-- BEGIN --

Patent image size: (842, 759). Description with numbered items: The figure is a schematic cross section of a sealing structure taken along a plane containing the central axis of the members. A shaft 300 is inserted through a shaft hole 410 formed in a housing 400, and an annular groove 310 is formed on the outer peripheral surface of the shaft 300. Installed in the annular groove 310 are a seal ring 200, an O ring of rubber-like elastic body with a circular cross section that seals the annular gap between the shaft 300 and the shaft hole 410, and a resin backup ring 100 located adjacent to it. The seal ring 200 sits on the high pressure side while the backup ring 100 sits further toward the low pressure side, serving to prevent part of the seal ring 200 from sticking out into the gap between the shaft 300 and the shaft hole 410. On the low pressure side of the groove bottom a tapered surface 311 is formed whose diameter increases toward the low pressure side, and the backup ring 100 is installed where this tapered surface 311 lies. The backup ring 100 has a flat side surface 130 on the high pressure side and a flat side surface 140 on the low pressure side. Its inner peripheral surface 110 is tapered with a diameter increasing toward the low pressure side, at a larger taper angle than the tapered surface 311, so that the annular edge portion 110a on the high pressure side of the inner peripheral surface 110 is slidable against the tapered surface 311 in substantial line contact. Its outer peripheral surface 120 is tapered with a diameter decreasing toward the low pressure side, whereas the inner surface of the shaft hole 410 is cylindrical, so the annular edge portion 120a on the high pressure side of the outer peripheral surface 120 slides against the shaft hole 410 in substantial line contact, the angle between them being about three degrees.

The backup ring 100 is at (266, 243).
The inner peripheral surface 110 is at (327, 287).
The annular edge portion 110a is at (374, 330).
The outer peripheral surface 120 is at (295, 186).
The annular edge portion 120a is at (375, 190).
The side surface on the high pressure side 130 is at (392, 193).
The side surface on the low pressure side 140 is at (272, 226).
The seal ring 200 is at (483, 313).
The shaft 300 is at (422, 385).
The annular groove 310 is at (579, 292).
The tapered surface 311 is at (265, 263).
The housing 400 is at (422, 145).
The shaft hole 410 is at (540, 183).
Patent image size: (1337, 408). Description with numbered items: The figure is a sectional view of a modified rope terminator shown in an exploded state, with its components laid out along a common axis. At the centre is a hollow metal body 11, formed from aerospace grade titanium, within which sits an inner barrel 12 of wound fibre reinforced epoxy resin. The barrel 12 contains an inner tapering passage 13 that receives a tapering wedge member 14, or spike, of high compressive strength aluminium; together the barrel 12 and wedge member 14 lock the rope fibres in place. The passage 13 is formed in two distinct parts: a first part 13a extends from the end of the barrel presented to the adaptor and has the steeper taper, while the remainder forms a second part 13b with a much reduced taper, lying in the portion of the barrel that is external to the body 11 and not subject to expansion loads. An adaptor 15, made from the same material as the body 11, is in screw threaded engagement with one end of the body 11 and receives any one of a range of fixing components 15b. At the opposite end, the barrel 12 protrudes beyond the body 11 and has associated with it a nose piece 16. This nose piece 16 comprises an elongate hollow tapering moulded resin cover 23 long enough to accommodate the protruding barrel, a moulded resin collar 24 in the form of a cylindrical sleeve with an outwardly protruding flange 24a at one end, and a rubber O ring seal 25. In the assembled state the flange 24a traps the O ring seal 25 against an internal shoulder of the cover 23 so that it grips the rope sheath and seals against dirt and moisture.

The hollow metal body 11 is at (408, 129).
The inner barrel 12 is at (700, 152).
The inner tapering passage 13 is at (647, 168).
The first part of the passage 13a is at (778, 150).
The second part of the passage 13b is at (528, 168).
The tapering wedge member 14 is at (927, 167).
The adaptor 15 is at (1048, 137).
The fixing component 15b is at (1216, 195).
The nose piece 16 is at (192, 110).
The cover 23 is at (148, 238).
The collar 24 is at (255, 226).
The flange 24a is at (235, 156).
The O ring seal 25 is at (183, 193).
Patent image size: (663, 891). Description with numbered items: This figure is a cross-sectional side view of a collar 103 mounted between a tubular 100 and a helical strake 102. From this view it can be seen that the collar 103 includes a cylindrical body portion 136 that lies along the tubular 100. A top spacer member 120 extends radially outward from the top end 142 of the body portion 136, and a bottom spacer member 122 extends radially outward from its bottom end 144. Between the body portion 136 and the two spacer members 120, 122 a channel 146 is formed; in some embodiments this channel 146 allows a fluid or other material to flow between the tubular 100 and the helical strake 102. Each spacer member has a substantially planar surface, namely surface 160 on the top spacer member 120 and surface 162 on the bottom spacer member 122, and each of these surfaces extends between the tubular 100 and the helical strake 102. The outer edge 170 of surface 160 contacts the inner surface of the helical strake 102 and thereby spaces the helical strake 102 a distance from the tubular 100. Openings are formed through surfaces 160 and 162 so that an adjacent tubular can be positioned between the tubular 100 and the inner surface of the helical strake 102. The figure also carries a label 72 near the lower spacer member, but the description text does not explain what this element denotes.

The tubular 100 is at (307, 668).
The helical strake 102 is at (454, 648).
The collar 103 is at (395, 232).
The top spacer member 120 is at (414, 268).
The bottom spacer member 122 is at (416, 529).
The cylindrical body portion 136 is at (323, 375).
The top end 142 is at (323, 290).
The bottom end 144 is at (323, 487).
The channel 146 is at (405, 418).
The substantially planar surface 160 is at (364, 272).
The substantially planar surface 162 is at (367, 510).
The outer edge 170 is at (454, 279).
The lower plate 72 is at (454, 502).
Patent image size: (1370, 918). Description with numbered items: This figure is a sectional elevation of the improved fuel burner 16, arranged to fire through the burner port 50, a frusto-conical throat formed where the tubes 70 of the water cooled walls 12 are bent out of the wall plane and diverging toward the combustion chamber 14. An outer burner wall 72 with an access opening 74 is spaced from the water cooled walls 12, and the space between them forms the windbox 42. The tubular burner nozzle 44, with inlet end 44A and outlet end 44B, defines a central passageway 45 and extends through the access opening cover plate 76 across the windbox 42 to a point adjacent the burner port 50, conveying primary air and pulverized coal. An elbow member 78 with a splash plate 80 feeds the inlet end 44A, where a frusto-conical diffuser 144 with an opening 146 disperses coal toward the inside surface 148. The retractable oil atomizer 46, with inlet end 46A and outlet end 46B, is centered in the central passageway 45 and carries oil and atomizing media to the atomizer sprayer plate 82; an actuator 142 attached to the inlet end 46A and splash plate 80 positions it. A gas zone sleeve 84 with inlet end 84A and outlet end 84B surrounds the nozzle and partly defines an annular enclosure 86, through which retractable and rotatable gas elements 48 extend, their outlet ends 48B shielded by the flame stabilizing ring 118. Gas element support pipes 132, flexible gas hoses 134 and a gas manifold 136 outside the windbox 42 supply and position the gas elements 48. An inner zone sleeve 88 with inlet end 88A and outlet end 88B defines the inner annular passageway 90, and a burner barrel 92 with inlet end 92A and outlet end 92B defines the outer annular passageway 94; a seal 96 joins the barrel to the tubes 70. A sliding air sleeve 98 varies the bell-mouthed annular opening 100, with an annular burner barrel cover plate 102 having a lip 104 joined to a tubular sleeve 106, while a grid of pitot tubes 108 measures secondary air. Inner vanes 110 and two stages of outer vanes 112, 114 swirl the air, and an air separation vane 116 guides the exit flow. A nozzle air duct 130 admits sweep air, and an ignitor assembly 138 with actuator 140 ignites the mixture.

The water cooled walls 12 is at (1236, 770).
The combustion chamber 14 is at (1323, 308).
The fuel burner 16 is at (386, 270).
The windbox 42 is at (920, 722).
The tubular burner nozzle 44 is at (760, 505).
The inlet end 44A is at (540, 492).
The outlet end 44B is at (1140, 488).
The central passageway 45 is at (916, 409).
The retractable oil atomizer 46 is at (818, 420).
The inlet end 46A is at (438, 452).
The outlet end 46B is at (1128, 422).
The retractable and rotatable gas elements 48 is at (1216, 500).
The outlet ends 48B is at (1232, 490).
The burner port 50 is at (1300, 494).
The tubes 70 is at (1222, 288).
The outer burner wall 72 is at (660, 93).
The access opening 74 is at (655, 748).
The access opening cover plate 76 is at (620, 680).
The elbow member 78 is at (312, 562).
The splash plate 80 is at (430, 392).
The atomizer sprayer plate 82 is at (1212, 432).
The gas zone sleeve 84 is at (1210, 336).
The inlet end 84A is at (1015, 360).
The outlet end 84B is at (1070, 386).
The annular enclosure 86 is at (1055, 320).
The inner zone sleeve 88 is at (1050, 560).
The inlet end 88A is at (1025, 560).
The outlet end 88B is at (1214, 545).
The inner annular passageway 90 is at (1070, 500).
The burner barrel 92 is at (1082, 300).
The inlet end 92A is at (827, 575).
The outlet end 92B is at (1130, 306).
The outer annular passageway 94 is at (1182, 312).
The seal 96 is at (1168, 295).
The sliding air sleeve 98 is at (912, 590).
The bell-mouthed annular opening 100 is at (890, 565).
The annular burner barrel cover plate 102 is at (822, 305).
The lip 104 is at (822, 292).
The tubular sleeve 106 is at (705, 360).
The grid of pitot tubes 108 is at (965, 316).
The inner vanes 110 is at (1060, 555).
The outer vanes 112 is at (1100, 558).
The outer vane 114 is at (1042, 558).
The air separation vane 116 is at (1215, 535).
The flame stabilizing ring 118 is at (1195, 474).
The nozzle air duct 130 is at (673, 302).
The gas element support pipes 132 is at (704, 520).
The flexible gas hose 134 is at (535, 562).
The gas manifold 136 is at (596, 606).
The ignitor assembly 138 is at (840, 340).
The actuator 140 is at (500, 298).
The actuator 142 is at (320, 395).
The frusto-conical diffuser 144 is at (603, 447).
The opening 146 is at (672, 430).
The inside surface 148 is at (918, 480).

-- END --

TASK DIRECTIONS:
Please copy out the rows above word for word, starting at the very first line and stopping after the line that contains "The annular edge portion 110a is".

THE OUTPUT:
Patent image size: (842, 759). Description with numbered items: The figure is a schematic cross section of a sealing structure taken along a plane containing the central axis of the members. A shaft 300 is inserted through a shaft hole 410 formed in a housing 400, and an annular groove 310 is formed on the outer peripheral surface of the shaft 300. Installed in the annular groove 310 are a seal ring 200, an O ring of rubber-like elastic body with a circular cross section that seals the annular gap between the shaft 300 and the shaft hole 410, and a resin backup ring 100 located adjacent to it. The seal ring 200 sits on the high pressure side while the backup ring 100 sits further toward the low pressure side, serving to prevent part of the seal ring 200 from sticking out into the gap between the shaft 300 and the shaft hole 410. On the low pressure side of the groove bottom a tapered surface 311 is formed whose diameter increases toward the low pressure side, and the backup ring 100 is installed where this tapered surface 311 lies. The backup ring 100 has a flat side surface 130 on the high pressure side and a flat side surface 140 on the low pressure side. Its inner peripheral surface 110 is tapered with a diameter increasing toward the low pressure side, at a larger taper angle than the tapered surface 311, so that the annular edge portion 110a on the high pressure side of the inner peripheral surface 110 is slidable against the tapered surface 311 in substantial line contact. Its outer peripheral surface 120 is tapered with a diameter decreasing toward the low pressure side, whereas the inner surface of the shaft hole 410 is cylindrical, so the annular edge portion 120a on the high pressure side of the outer peripheral surface 120 slides against the shaft hole 410 in substantial line contact, the angle between them being about three degrees.

The backup ring 100 is at (266, 243).
The inner peripheral surface 110 is at (327, 287).
The annular edge portion 110a is at (374, 330).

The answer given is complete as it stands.